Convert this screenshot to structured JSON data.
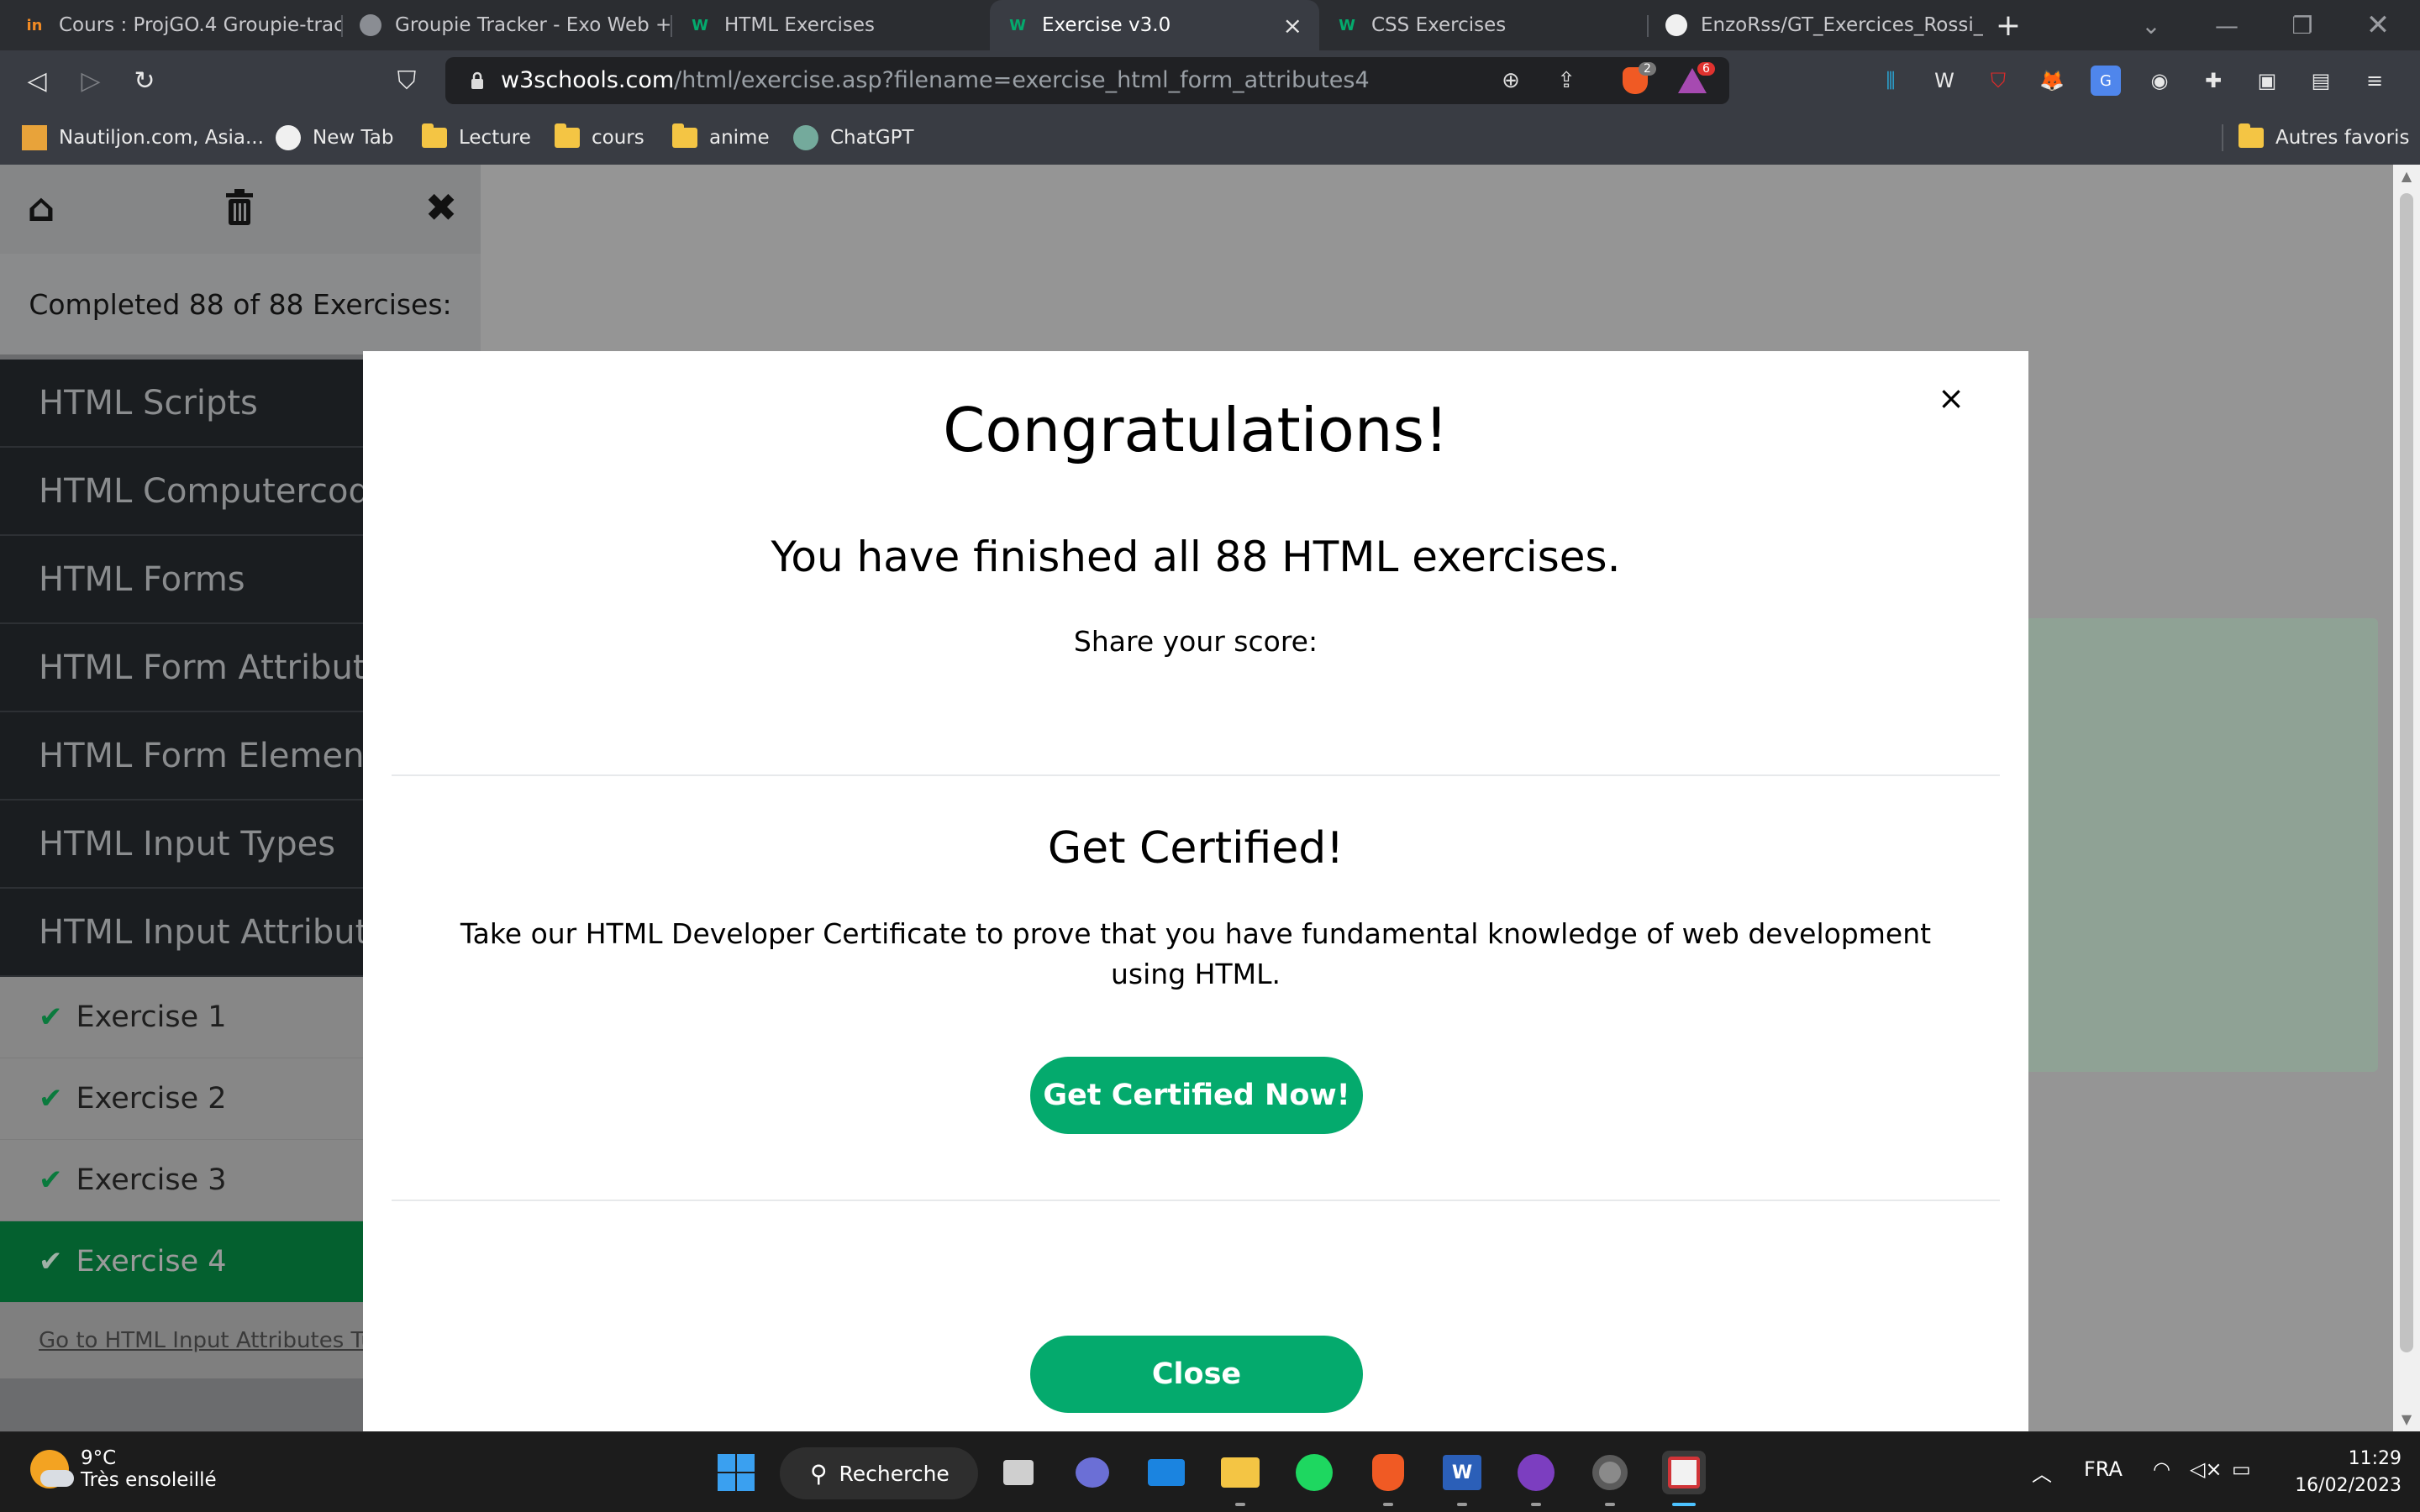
{
  "browser": {
    "tabs": [
      {
        "title": "Cours : ProjGO.4 Groupie-trac",
        "favicon": "in-logo-icon"
      },
      {
        "title": "Groupie Tracker - Exo Web + (",
        "favicon": "globe-icon"
      },
      {
        "title": "HTML Exercises",
        "favicon": "w3schools-icon"
      },
      {
        "title": "Exercise v3.0",
        "favicon": "w3schools-icon",
        "active": true
      },
      {
        "title": "CSS Exercises",
        "favicon": "w3schools-icon"
      },
      {
        "title": "EnzoRss/GT_Exercices_Rossi_E",
        "favicon": "github-icon"
      }
    ],
    "url_host": "w3schools.com",
    "url_path": "/html/exercise.asp?filename=exercise_html_form_attributes4",
    "badges": {
      "brave_shields": "2",
      "brave_rewards": "6"
    },
    "bookmarks": [
      {
        "label": "Nautiljon.com, Asia...",
        "icon": "nautiljon-icon"
      },
      {
        "label": "New Tab",
        "icon": "github-icon"
      },
      {
        "label": "Lecture",
        "icon": "folder-icon"
      },
      {
        "label": "cours",
        "icon": "folder-icon"
      },
      {
        "label": "anime",
        "icon": "folder-icon"
      },
      {
        "label": "ChatGPT",
        "icon": "chatgpt-icon"
      }
    ],
    "other_bookmarks": "Autres favoris"
  },
  "sidebar": {
    "completed": "Completed 88 of 88 Exercises:",
    "items": [
      "HTML Scripts",
      "HTML Computercode",
      "HTML Forms",
      "HTML Form Attributes",
      "HTML Form Elements",
      "HTML Input Types",
      "HTML Input Attributes"
    ],
    "exercises": [
      "Exercise 1",
      "Exercise 2",
      "Exercise 3",
      "Exercise 4"
    ],
    "active_exercise": "Exercise 4",
    "tutorial_link": "Go to HTML Input Attributes Tutorial"
  },
  "modal": {
    "title": "Congratulations!",
    "finished": "You have finished all 88 HTML exercises.",
    "share": "Share your score:",
    "cert_title": "Get Certified!",
    "cert_text": "Take our HTML Developer Certificate to prove that you have fundamental knowledge of web development using HTML.",
    "cert_button": "Get Certified Now!",
    "close_button": "Close",
    "close_icon": "×",
    "accent_color": "#04aa6d"
  },
  "taskbar": {
    "weather_temp": "9°C",
    "weather_text": "Très ensoleillé",
    "search_label": "Recherche",
    "language": "FRA",
    "time": "11:29",
    "date": "16/02/2023"
  }
}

Exercise requirements:
Transcribe all the lines above exactly, apart from the pictures.

Task output:
Convert this screenshot to structured JSON data.
{
  "browser": {
    "tabs": [
      {
        "title": "Cours : ProjGO.4 Groupie-trac",
        "favicon": "in-logo-icon"
      },
      {
        "title": "Groupie Tracker - Exo Web + (",
        "favicon": "globe-icon"
      },
      {
        "title": "HTML Exercises",
        "favicon": "w3schools-icon"
      },
      {
        "title": "Exercise v3.0",
        "favicon": "w3schools-icon",
        "active": true
      },
      {
        "title": "CSS Exercises",
        "favicon": "w3schools-icon"
      },
      {
        "title": "EnzoRss/GT_Exercices_Rossi_E",
        "favicon": "github-icon"
      }
    ],
    "url_host": "w3schools.com",
    "url_path": "/html/exercise.asp?filename=exercise_html_form_attributes4",
    "badges": {
      "brave_shields": "2",
      "brave_rewards": "6"
    },
    "bookmarks": [
      {
        "label": "Nautiljon.com, Asia...",
        "icon": "nautiljon-icon"
      },
      {
        "label": "New Tab",
        "icon": "github-icon"
      },
      {
        "label": "Lecture",
        "icon": "folder-icon"
      },
      {
        "label": "cours",
        "icon": "folder-icon"
      },
      {
        "label": "anime",
        "icon": "folder-icon"
      },
      {
        "label": "ChatGPT",
        "icon": "chatgpt-icon"
      }
    ],
    "other_bookmarks": "Autres favoris"
  },
  "sidebar": {
    "completed": "Completed 88 of 88 Exercises:",
    "items": [
      "HTML Scripts",
      "HTML Computercode",
      "HTML Forms",
      "HTML Form Attributes",
      "HTML Form Elements",
      "HTML Input Types",
      "HTML Input Attributes"
    ],
    "exercises": [
      "Exercise 1",
      "Exercise 2",
      "Exercise 3",
      "Exercise 4"
    ],
    "active_exercise": "Exercise 4",
    "tutorial_link": "Go to HTML Input Attributes Tutorial"
  },
  "modal": {
    "title": "Congratulations!",
    "finished": "You have finished all 88 HTML exercises.",
    "share": "Share your score:",
    "cert_title": "Get Certified!",
    "cert_text": "Take our HTML Developer Certificate to prove that you have fundamental knowledge of web development using HTML.",
    "cert_button": "Get Certified Now!",
    "close_button": "Close",
    "close_icon": "×",
    "accent_color": "#04aa6d"
  },
  "taskbar": {
    "weather_temp": "9°C",
    "weather_text": "Très ensoleillé",
    "search_label": "Recherche",
    "language": "FRA",
    "time": "11:29",
    "date": "16/02/2023"
  }
}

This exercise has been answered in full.